- _To do_
Quote every item below word for word, without changing anything.

- _Information provided_
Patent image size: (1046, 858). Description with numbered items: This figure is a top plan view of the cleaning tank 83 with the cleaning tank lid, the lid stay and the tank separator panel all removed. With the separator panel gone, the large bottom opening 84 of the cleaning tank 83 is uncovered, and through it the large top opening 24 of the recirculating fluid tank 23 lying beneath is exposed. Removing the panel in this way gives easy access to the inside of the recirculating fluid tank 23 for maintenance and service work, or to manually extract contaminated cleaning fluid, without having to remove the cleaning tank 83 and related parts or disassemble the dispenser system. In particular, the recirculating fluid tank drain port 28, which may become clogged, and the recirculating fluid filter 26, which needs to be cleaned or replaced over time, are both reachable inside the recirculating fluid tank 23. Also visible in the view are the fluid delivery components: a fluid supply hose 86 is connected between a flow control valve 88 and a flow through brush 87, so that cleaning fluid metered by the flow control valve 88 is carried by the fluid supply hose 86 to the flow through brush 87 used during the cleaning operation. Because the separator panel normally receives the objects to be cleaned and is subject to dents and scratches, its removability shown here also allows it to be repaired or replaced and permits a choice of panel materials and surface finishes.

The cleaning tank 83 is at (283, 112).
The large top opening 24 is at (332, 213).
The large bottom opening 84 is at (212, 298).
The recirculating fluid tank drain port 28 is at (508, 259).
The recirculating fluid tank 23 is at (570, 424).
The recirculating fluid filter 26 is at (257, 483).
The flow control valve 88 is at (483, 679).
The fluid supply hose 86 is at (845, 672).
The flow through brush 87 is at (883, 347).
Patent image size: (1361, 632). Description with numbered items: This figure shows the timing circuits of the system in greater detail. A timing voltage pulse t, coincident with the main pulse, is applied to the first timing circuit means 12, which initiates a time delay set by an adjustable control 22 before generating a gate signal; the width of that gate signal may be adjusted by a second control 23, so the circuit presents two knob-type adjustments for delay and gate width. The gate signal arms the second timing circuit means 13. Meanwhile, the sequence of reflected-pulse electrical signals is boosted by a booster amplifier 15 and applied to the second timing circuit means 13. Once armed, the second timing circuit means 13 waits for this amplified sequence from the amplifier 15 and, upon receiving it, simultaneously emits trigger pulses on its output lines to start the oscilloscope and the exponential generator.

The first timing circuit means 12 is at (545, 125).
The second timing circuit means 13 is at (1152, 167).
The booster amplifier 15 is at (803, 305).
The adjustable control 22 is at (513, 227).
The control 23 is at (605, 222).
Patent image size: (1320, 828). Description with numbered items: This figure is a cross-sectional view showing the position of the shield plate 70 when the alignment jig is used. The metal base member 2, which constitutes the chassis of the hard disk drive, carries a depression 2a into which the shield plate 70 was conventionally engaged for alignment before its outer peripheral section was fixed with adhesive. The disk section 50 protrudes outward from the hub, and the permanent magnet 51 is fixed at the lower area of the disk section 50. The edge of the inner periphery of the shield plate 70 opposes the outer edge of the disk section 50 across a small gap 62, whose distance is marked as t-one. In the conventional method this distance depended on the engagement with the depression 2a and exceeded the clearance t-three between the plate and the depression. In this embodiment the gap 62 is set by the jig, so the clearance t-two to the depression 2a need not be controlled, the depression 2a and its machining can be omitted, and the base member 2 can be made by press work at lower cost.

- _Complete output_
Patent image size: (1046, 858). Description with numbered items: This figure is a top plan view of the cleaning tank 83 with the cleaning tank lid, the lid stay and the tank separator panel all removed. With the separator panel gone, the large bottom opening 84 of the cleaning tank 83 is uncovered, and through it the large top opening 24 of the recirculating fluid tank 23 lying beneath is exposed. Removing the panel in this way gives easy access to the inside of the recirculating fluid tank 23 for maintenance and service work, or to manually extract contaminated cleaning fluid, without having to remove the cleaning tank 83 and related parts or disassemble the dispenser system. In particular, the recirculating fluid tank drain port 28, which may become clogged, and the recirculating fluid filter 26, which needs to be cleaned or replaced over time, are both reachable inside the recirculating fluid tank 23. Also visible in the view are the fluid delivery components: a fluid supply hose 86 is connected between a flow control valve 88 and a flow through brush 87, so that cleaning fluid metered by the flow control valve 88 is carried by the fluid supply hose 86 to the flow through brush 87 used during the cleaning operation. Because the separator panel normally receives the objects to be cleaned and is subject to dents and scratches, its removability shown here also allows it to be repaired or replaced and permits a choice of panel materials and surface finishes.

The cleaning tank 83 is at (283, 112).
The large top opening 24 is at (332, 213).
The large bottom opening 84 is at (212, 298).
The recirculating fluid tank drain port 28 is at (508, 259).
The recirculating fluid tank 23 is at (570, 424).
The recirculating fluid filter 26 is at (257, 483).
The flow control valve 88 is at (483, 679).
The fluid supply hose 86 is at (845, 672).
The flow through brush 87 is at (883, 347).
Patent image size: (1361, 632). Description with numbered items: This figure shows the timing circuits of the system in greater detail. A timing voltage pulse t, coincident with the main pulse, is applied to the first timing circuit means 12, which initiates a time delay set by an adjustable control 22 before generating a gate signal; the width of that gate signal may be adjusted by a second control 23, so the circuit presents two knob-type adjustments for delay and gate width. The gate signal arms the second timing circuit means 13. Meanwhile, the sequence of reflected-pulse electrical signals is boosted by a booster amplifier 15 and applied to the second timing circuit means 13. Once armed, the second timing circuit means 13 waits for this amplified sequence from the amplifier 15 and, upon receiving it, simultaneously emits trigger pulses on its output lines to start the oscilloscope and the exponential generator.

The first timing circuit means 12 is at (545, 125).
The second timing circuit means 13 is at (1152, 167).
The booster amplifier 15 is at (803, 305).
The adjustable control 22 is at (513, 227).
The control 23 is at (605, 222).
Patent image size: (1320, 828). Description with numbered items: This figure is a cross-sectional view showing the position of the shield plate 70 when the alignment jig is used. The metal base member 2, which constitutes the chassis of the hard disk drive, carries a depression 2a into which the shield plate 70 was conventionally engaged for alignment before its outer peripheral section was fixed with adhesive. The disk section 50 protrudes outward from the hub, and the permanent magnet 51 is fixed at the lower area of the disk section 50. The edge of the inner periphery of the shield plate 70 opposes the outer edge of the disk section 50 across a small gap 62, whose distance is marked as t-one. In the conventional method this distance depended on the engagement with the depression 2a and exceeded the clearance t-three between the plate and the depression. In this embodiment the gap 62 is set by the jig, so the clearance t-two to the depression 2a need not be controlled, the depression 2a and its machining can be omitted, and the base member 2 can be made by press work at lower cost.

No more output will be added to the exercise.